OBJECTIVE -
Print the entries in full, word for word, but not the pictures.

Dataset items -
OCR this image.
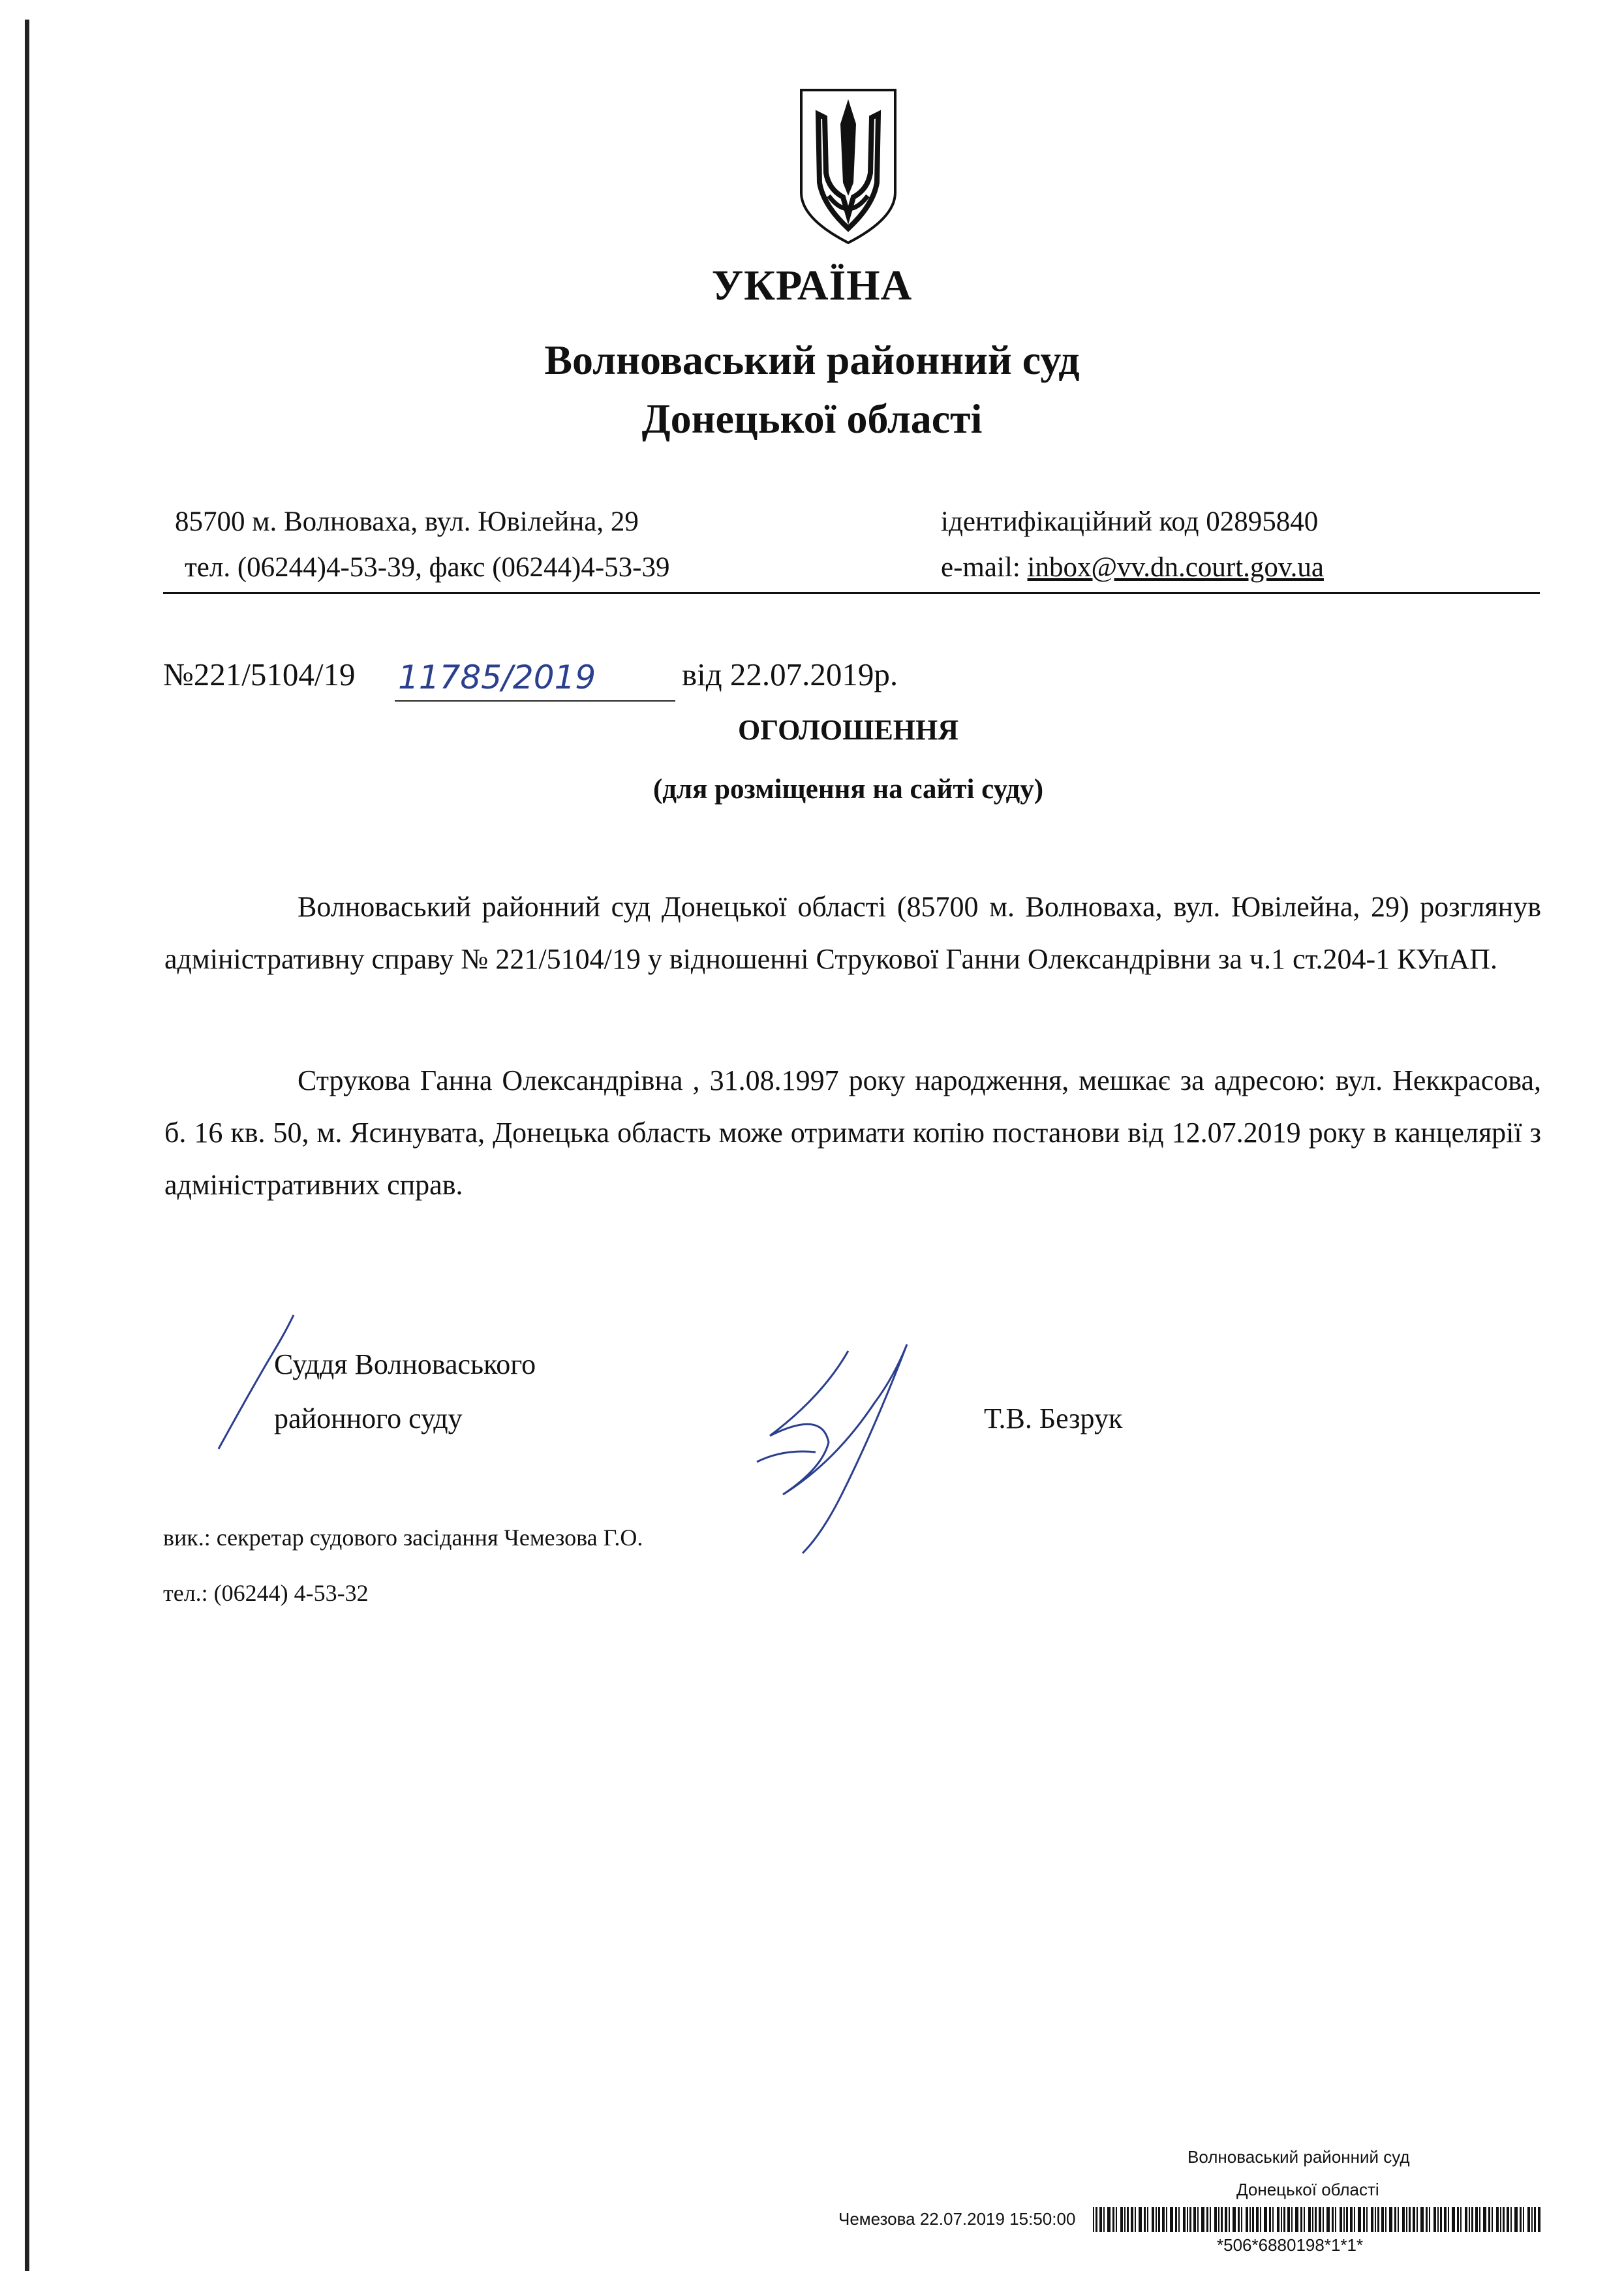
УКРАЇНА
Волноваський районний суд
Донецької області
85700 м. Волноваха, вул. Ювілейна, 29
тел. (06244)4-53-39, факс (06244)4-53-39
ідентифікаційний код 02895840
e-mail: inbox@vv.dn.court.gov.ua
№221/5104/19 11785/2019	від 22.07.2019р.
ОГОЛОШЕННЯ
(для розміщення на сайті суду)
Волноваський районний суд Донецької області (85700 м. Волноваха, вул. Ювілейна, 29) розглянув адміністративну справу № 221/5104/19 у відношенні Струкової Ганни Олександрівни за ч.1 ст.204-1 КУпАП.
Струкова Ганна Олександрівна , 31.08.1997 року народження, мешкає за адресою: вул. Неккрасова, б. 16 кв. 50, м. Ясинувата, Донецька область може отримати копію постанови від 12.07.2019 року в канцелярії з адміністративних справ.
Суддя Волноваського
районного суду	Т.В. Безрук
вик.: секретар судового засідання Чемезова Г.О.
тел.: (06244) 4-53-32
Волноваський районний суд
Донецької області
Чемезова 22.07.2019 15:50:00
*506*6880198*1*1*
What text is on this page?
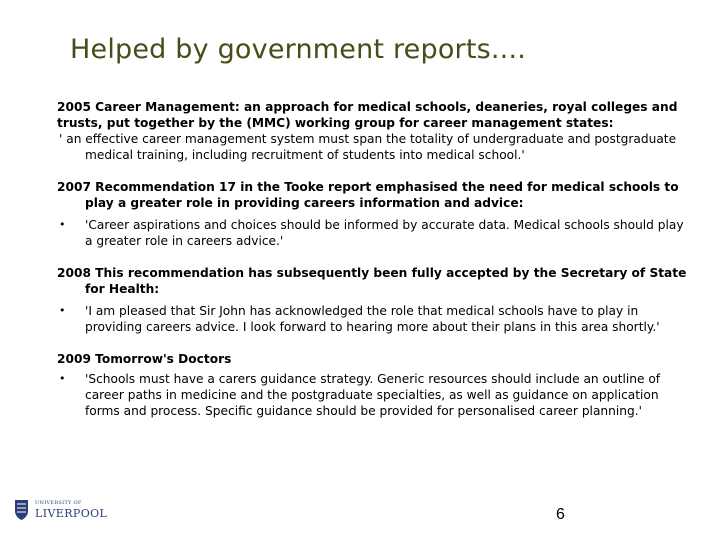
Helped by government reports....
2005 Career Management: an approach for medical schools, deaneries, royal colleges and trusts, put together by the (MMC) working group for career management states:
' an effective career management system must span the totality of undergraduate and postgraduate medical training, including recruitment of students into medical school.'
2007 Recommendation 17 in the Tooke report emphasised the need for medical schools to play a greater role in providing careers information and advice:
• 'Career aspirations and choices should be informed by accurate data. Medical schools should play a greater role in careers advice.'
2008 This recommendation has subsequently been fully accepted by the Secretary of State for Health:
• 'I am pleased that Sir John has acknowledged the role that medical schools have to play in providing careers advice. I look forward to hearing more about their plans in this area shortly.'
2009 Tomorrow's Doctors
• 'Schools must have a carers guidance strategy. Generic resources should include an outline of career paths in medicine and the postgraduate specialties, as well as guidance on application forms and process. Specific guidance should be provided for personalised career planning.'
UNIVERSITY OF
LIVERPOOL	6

TASK RESPONSE -
OCR this image.
УКРАЇНА
Волноваський районний суд
Донецької області
85700 м. Волноваха, вул. Ювілейна, 29
тел. (06244)4-53-39, факс (06244)4-53-39
ідентифікаційний код 02895840
e-mail: inbox@vv.dn.court.gov.ua
№221/5104/19 11785/2019	від 22.07.2019р.
ОГОЛОШЕННЯ
(для розміщення на сайті суду)
Волноваський районний суд Донецької області (85700 м. Волноваха, вул. Ювілейна, 29) розглянув адміністративну справу № 221/5104/19 у відношенні Струкової Ганни Олександрівни за ч.1 ст.204-1 КУпАП.
Струкова Ганна Олександрівна , 31.08.1997 року народження, мешкає за адресою: вул. Неккрасова, б. 16 кв. 50, м. Ясинувата, Донецька область може отримати копію постанови від 12.07.2019 року в канцелярії з адміністративних справ.
Суддя Волноваського
районного суду	Т.В. Безрук
вик.: секретар судового засідання Чемезова Г.О.
тел.: (06244) 4-53-32
Волноваський районний суд
Донецької області
Чемезова 22.07.2019 15:50:00
*506*6880198*1*1*
What text is on this page?
Helped by government reports....
2005 Career Management: an approach for medical schools, deaneries, royal colleges and trusts, put together by the (MMC) working group for career management states:
' an effective career management system must span the totality of undergraduate and postgraduate medical training, including recruitment of students into medical school.'
2007 Recommendation 17 in the Tooke report emphasised the need for medical schools to play a greater role in providing careers information and advice:
• 'Career aspirations and choices should be informed by accurate data. Medical schools should play a greater role in careers advice.'
2008 This recommendation has subsequently been fully accepted by the Secretary of State for Health:
• 'I am pleased that Sir John has acknowledged the role that medical schools have to play in providing careers advice. I look forward to hearing more about their plans in this area shortly.'
2009 Tomorrow's Doctors
• 'Schools must have a carers guidance strategy. Generic resources should include an outline of career paths in medicine and the postgraduate specialties, as well as guidance on application forms and process. Specific guidance should be provided for personalised career planning.'
UNIVERSITY OF
LIVERPOOL	6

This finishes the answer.